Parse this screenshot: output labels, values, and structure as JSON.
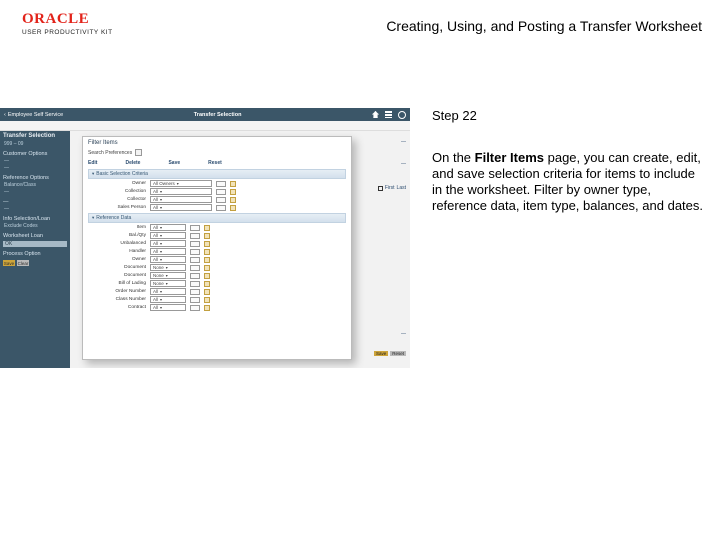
{
  "doc": {
    "title": "Creating, Using, and Posting a Transfer Worksheet",
    "product": "ORACLE",
    "subproduct": "USER PRODUCTIVITY KIT"
  },
  "instruction": {
    "step": "Step 22",
    "body_before": "On the ",
    "body_bold": "Filter Items",
    "body_after": " page, you can create, edit, and save selection criteria for items to include in the worksheet. Filter by owner type, reference data, item type, balances, and dates."
  },
  "app": {
    "title_left": "Employee Self Service",
    "title_center": "Transfer Selection",
    "subhead": "",
    "toolbar_icons": [
      "home",
      "burger",
      "globe"
    ],
    "sidebar": {
      "title": "Transfer Selection",
      "line1": "999 – 09",
      "sections": [
        {
          "label": "Customer Options",
          "items": [
            "—",
            "—"
          ]
        },
        {
          "label": "Reference Options",
          "items": [
            "Balance/Class",
            "—"
          ]
        },
        {
          "label": "—",
          "items": [
            "—"
          ]
        },
        {
          "label": "Info Selection/Loan",
          "items": [
            "Exclude Codes"
          ]
        },
        {
          "label": "Worksheet Loan",
          "items": []
        },
        {
          "label": "Process Option",
          "items": []
        }
      ],
      "chip": "OK",
      "tiny_buttons": [
        "Save",
        "Clear"
      ]
    },
    "bg_links": {
      "r1": "—",
      "r2": "—",
      "r3_first": "First",
      "r3_last": "Last",
      "r4": "—",
      "r5a": "Save",
      "r5b": "Reset"
    }
  },
  "modal": {
    "title": "Filter Items",
    "search_label": "Search Preferences",
    "toolbar": {
      "edit": "Edit",
      "delete": "Delete",
      "save": "Save",
      "reset": "Reset"
    },
    "basic_header": "Basic Selection Criteria",
    "basic_fields": [
      {
        "label": "Owner",
        "value": "All Owners"
      },
      {
        "label": "Collection",
        "value": "All"
      },
      {
        "label": "Collector",
        "value": "All"
      },
      {
        "label": "Sales Person",
        "value": "All"
      }
    ],
    "refdata_header": "Reference Data",
    "ref_fields": [
      {
        "label": "Item",
        "value": "All"
      },
      {
        "label": "Bal./Qty",
        "value": "All"
      },
      {
        "label": "Unbalanced",
        "value": "All"
      },
      {
        "label": "Handler",
        "value": "All"
      },
      {
        "label": "Owner",
        "value": "All"
      },
      {
        "label": "Document",
        "value": "None"
      },
      {
        "label": "Document",
        "value": "None"
      },
      {
        "label": "Bill of Lading",
        "value": "None"
      },
      {
        "label": "Order Number",
        "value": "All"
      },
      {
        "label": "Class Number",
        "value": "All"
      },
      {
        "label": "Contract",
        "value": "All"
      }
    ]
  }
}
******************************
* WHAT TO PRODUCE: Transcribe the listing above verbatim. Omit the pictures.

* RESULT FOR THIS TASK:
Parse this screenshot: output labels, values, and structure as JSON.
{
  "doc": {
    "title": "Creating, Using, and Posting a Transfer Worksheet",
    "product": "ORACLE",
    "subproduct": "USER PRODUCTIVITY KIT"
  },
  "instruction": {
    "step": "Step 22",
    "body_before": "On the ",
    "body_bold": "Filter Items",
    "body_after": " page, you can create, edit, and save selection criteria for items to include in the worksheet. Filter by owner type, reference data, item type, balances, and dates."
  },
  "app": {
    "title_left": "Employee Self Service",
    "title_center": "Transfer Selection",
    "subhead": "",
    "toolbar_icons": [
      "home",
      "burger",
      "globe"
    ],
    "sidebar": {
      "title": "Transfer Selection",
      "line1": "999 – 09",
      "sections": [
        {
          "label": "Customer Options",
          "items": [
            "—",
            "—"
          ]
        },
        {
          "label": "Reference Options",
          "items": [
            "Balance/Class",
            "—"
          ]
        },
        {
          "label": "—",
          "items": [
            "—"
          ]
        },
        {
          "label": "Info Selection/Loan",
          "items": [
            "Exclude Codes"
          ]
        },
        {
          "label": "Worksheet Loan",
          "items": []
        },
        {
          "label": "Process Option",
          "items": []
        }
      ],
      "chip": "OK",
      "tiny_buttons": [
        "Save",
        "Clear"
      ]
    },
    "bg_links": {
      "r1": "—",
      "r2": "—",
      "r3_first": "First",
      "r3_last": "Last",
      "r4": "—",
      "r5a": "Save",
      "r5b": "Reset"
    }
  },
  "modal": {
    "title": "Filter Items",
    "search_label": "Search Preferences",
    "toolbar": {
      "edit": "Edit",
      "delete": "Delete",
      "save": "Save",
      "reset": "Reset"
    },
    "basic_header": "Basic Selection Criteria",
    "basic_fields": [
      {
        "label": "Owner",
        "value": "All Owners"
      },
      {
        "label": "Collection",
        "value": "All"
      },
      {
        "label": "Collector",
        "value": "All"
      },
      {
        "label": "Sales Person",
        "value": "All"
      }
    ],
    "refdata_header": "Reference Data",
    "ref_fields": [
      {
        "label": "Item",
        "value": "All"
      },
      {
        "label": "Bal./Qty",
        "value": "All"
      },
      {
        "label": "Unbalanced",
        "value": "All"
      },
      {
        "label": "Handler",
        "value": "All"
      },
      {
        "label": "Owner",
        "value": "All"
      },
      {
        "label": "Document",
        "value": "None"
      },
      {
        "label": "Document",
        "value": "None"
      },
      {
        "label": "Bill of Lading",
        "value": "None"
      },
      {
        "label": "Order Number",
        "value": "All"
      },
      {
        "label": "Class Number",
        "value": "All"
      },
      {
        "label": "Contract",
        "value": "All"
      }
    ]
  }
}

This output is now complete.